[Dataset listings of figures]

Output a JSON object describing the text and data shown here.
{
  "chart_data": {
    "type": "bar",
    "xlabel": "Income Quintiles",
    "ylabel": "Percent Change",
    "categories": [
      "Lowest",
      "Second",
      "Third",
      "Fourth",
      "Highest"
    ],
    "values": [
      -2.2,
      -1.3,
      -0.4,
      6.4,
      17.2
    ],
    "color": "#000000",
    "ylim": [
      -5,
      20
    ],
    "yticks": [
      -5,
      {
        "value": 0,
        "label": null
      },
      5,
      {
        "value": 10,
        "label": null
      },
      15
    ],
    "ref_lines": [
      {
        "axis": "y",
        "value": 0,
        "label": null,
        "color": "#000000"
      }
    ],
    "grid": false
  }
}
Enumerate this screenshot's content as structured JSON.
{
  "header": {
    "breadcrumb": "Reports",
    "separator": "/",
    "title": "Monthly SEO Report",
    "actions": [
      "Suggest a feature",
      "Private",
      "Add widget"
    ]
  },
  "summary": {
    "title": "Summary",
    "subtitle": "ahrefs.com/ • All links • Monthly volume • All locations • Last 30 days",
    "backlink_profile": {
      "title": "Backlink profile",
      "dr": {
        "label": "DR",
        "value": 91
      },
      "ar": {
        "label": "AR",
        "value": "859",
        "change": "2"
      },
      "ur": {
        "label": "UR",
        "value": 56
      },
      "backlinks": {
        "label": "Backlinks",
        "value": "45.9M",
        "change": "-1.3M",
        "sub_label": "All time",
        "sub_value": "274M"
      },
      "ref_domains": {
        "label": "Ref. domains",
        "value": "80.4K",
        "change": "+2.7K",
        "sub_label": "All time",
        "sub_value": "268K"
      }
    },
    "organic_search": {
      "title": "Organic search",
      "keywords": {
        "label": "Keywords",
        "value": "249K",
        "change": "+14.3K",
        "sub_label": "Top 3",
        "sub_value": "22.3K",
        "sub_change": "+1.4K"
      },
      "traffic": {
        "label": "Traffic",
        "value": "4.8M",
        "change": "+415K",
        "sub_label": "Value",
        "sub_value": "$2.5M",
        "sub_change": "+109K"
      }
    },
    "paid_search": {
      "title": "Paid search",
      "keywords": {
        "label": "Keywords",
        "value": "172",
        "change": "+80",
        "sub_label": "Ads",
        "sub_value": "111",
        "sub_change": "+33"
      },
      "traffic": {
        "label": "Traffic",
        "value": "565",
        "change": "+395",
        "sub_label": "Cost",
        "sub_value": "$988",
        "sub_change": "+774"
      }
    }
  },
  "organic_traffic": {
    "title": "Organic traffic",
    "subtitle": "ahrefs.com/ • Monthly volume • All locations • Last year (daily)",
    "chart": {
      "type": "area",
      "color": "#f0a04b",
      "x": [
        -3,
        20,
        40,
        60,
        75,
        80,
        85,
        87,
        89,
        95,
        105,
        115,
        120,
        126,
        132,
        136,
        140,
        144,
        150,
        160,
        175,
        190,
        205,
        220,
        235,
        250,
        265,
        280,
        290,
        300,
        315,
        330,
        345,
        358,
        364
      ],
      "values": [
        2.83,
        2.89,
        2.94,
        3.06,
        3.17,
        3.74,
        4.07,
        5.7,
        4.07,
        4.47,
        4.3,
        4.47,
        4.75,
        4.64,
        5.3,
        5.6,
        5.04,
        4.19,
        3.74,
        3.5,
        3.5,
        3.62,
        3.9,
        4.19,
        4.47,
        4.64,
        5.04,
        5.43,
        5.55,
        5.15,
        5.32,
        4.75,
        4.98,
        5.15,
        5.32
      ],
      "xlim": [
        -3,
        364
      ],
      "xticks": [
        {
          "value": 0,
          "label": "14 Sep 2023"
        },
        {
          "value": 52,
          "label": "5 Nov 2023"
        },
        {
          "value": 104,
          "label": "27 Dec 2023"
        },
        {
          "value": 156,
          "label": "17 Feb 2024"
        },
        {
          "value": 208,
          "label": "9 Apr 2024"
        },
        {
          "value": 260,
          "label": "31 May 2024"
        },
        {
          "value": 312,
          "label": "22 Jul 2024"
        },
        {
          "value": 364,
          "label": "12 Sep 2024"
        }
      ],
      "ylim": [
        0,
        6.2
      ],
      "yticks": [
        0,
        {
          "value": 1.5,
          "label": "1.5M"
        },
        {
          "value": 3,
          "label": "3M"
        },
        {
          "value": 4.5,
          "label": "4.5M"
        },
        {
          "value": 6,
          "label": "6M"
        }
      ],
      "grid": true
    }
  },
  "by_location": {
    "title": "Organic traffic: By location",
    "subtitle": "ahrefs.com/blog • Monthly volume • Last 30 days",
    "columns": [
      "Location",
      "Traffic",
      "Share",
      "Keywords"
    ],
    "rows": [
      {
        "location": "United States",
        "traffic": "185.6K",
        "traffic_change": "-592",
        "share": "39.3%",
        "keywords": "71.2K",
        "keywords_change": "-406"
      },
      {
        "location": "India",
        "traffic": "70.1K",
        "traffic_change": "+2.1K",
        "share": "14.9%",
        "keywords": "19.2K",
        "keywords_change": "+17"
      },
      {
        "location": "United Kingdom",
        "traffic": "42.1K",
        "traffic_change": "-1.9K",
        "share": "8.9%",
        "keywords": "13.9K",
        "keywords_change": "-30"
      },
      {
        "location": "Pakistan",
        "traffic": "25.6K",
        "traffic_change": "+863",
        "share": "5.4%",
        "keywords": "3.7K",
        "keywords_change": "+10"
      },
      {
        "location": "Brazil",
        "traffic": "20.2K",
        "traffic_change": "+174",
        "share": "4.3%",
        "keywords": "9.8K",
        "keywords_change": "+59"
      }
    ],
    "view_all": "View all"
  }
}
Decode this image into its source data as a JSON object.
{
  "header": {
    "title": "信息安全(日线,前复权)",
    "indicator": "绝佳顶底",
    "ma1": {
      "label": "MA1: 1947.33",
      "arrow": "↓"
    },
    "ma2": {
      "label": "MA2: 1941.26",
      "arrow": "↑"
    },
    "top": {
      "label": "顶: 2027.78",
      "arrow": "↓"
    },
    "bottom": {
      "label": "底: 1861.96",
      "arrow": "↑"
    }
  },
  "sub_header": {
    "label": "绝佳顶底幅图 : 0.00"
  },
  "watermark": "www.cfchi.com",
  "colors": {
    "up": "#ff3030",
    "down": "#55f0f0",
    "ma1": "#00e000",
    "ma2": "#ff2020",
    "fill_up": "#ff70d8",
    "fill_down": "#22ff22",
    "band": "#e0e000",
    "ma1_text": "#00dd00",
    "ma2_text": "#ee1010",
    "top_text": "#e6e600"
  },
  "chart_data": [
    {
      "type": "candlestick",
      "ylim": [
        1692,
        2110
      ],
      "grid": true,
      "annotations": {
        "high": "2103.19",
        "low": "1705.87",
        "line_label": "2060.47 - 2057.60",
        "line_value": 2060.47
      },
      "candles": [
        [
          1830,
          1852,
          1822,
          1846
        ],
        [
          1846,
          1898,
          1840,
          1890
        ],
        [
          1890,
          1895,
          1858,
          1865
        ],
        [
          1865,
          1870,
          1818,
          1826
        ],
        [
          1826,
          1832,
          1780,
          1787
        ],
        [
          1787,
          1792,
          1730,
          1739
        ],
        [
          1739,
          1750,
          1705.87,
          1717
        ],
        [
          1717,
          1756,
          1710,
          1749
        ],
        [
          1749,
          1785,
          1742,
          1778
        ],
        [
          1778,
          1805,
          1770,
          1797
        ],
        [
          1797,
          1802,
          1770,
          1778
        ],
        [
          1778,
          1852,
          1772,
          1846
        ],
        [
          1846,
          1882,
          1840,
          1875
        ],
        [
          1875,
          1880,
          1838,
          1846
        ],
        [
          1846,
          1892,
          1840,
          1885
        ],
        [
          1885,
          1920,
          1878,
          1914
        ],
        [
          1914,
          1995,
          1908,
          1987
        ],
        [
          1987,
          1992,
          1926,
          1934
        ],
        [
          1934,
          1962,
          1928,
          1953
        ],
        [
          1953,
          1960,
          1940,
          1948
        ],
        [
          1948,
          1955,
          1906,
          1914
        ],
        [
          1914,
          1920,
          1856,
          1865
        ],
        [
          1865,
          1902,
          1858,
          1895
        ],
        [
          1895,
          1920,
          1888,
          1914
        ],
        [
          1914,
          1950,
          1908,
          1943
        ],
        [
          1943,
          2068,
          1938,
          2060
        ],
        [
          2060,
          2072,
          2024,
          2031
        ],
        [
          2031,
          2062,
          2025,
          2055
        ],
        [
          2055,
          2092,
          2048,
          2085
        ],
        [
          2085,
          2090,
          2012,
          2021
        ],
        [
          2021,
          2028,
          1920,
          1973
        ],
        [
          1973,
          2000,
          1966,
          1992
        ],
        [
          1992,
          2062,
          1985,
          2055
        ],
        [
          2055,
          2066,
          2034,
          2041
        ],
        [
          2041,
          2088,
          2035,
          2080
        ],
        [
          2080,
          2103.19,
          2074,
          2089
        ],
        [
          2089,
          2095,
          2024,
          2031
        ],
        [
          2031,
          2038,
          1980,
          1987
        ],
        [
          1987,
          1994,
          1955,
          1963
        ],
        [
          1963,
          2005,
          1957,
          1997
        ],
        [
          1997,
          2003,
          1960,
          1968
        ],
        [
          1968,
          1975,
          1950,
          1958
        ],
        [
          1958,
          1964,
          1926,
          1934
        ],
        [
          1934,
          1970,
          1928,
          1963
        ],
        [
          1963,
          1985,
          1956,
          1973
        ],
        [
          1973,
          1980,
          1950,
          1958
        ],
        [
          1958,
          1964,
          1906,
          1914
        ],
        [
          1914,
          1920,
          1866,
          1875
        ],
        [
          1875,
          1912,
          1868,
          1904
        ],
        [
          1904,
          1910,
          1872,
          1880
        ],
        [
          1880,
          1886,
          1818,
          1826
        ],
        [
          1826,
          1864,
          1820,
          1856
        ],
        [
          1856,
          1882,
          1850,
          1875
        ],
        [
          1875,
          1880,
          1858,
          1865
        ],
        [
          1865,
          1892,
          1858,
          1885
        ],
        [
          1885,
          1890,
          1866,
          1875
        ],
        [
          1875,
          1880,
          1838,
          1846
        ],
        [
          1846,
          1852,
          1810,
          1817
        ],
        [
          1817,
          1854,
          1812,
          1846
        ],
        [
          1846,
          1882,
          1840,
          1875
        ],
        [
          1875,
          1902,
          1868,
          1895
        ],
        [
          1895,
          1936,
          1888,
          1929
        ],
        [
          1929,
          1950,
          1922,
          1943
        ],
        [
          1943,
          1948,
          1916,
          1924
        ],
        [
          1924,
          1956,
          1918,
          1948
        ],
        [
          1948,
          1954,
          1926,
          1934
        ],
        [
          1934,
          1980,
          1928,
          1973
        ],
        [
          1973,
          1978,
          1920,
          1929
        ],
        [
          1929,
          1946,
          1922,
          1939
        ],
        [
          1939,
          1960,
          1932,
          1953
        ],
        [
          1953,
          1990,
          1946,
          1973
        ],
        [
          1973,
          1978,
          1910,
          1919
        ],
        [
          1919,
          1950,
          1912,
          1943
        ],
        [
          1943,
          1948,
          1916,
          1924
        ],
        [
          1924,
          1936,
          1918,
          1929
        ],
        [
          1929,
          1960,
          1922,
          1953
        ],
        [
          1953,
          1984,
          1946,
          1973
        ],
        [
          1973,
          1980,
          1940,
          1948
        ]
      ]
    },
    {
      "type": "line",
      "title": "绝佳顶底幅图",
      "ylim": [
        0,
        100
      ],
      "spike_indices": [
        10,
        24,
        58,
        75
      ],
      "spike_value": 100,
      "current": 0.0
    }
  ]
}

### Your objective
State only the count of lines above that hold the string "subtitle".

### Reply to the task
3